How an investor who turned me down ended up sleeping on my couch
22nd September, 2012 starting up
Last week I had the great pleasure of grabbing dinner with Jon Bradford, and having him stop over at my place on his way to speak on a panel at an event in Jerusalem.
The story of how I know Jon is a crazy one, and one which whenever I think about always reminds me of the power of being on great terms with as many people as I find myself being in contact with.
Brief contact years ago
I first met Jon several years ago, when I was working on my previous startup. At that time, I’d just graduated and had jumped straight into the startup scene with a lot of passion to build something. I had no clue about what was involved in creating a startup, and ultimately the startup I worked on at that time was not successful.
I was very naive and looking back at some of the things I did and the way I wrote emails or thought about building the startup leaves me feeling grateful for how much I’ve been able to learn in the last few years. I was, however, always looking for opportunities to meet others in the startup scene (small as it was in the north of the UK), and so I created my own startup meetup and attended many others. I also tried to continually push myself out of my comfort zone, and I met Jon when I pitched the previous startup at an event in Manchester (something very uncomfortable for me at the time).
Startup accelerator rejection
At the same event I pitched my startup, Jon spoke about the startup accelerator he was creating. It was modelled on TechStars and was unique in the UK, especially in the north. Since the first accelerator around 2 years ago, Jon has gone on to help start 12 accelerators from Montreal to Moscow and runs 5: Springboard, ignite100, Startup Wise Guys, Eleven and TexDrive. I think there may well be even more on the way, too.
After hearing Jon speak about the accelerator, I spoke with my co-founder at the time Oo Nwoye and we decided it made a lot of sense to apply. We felt like we had a pretty good chance, especially since we were moving fast and had some users. A couple of weeks later, we got our rejection email and felt quite disheartened. We pushed forward regardless and ended up getting into a smaller scale incubator with a grant in Birmingham before eventually deciding that the startup wasn’t working out.

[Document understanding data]
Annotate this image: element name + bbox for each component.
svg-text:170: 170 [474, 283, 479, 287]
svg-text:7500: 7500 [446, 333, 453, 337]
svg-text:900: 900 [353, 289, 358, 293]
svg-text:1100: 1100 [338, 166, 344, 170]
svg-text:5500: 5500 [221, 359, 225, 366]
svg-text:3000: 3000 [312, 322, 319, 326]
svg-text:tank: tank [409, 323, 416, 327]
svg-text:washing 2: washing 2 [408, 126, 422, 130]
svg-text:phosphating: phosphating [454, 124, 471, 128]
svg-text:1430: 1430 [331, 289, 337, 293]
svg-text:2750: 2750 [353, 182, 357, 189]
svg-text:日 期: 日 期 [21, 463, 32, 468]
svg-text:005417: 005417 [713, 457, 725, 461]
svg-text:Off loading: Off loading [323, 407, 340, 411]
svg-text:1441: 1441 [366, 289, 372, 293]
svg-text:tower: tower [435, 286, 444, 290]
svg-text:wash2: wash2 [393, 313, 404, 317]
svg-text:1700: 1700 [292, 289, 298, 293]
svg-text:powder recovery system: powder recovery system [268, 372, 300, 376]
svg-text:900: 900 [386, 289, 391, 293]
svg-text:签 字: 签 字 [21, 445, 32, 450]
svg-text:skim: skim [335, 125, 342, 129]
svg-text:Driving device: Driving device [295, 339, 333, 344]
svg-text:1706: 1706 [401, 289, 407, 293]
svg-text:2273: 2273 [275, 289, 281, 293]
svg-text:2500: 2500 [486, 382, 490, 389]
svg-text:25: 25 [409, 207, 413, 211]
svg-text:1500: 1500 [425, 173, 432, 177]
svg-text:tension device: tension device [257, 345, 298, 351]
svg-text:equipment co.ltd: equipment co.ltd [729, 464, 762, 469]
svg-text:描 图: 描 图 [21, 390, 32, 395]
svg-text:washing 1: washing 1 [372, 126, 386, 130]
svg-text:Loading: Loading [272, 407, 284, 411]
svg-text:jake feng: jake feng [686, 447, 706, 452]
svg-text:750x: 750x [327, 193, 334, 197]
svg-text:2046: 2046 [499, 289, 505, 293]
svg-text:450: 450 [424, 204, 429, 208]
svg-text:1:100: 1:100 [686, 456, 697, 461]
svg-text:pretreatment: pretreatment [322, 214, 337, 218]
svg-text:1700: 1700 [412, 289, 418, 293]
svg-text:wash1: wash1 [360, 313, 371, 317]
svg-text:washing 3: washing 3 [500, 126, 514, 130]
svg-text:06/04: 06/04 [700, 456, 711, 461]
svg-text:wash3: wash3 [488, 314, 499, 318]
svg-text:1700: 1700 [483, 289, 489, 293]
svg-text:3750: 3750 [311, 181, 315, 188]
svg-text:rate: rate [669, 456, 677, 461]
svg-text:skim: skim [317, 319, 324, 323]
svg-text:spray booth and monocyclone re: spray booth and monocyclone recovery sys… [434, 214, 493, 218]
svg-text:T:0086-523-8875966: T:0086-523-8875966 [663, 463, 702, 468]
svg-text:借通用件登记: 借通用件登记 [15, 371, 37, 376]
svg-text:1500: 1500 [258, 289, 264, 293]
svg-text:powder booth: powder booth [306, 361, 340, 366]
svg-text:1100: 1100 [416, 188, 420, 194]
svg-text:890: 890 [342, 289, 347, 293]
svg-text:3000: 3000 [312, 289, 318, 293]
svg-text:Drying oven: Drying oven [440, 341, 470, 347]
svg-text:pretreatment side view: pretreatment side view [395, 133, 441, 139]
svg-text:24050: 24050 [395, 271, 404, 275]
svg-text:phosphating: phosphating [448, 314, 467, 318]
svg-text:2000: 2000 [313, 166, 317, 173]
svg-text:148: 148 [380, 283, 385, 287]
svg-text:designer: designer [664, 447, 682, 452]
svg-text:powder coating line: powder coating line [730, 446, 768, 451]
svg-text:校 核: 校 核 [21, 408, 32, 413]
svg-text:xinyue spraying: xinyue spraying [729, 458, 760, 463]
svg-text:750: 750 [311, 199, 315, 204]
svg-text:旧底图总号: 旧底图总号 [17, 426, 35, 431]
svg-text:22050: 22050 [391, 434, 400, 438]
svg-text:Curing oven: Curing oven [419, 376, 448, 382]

- _Task to carry out_:
Decide whether each statement agrees with the startup essay, answering yes or no and quoting the words that settle it: (a) The writer first met Jon after pitching a startup at an event in Manchester. (b) Jon's accelerator was modelled on Y Combinator. (c) The writer's startup was accepted into Jon's accelerator.

- _Exercise answer_:
(a) Yes: "I met Jon when I pitched the previous startup at an event in Manchester"
(b) No: "It was modelled on TechStars"
(c) No: "A couple of weeks later, we got our rejection email"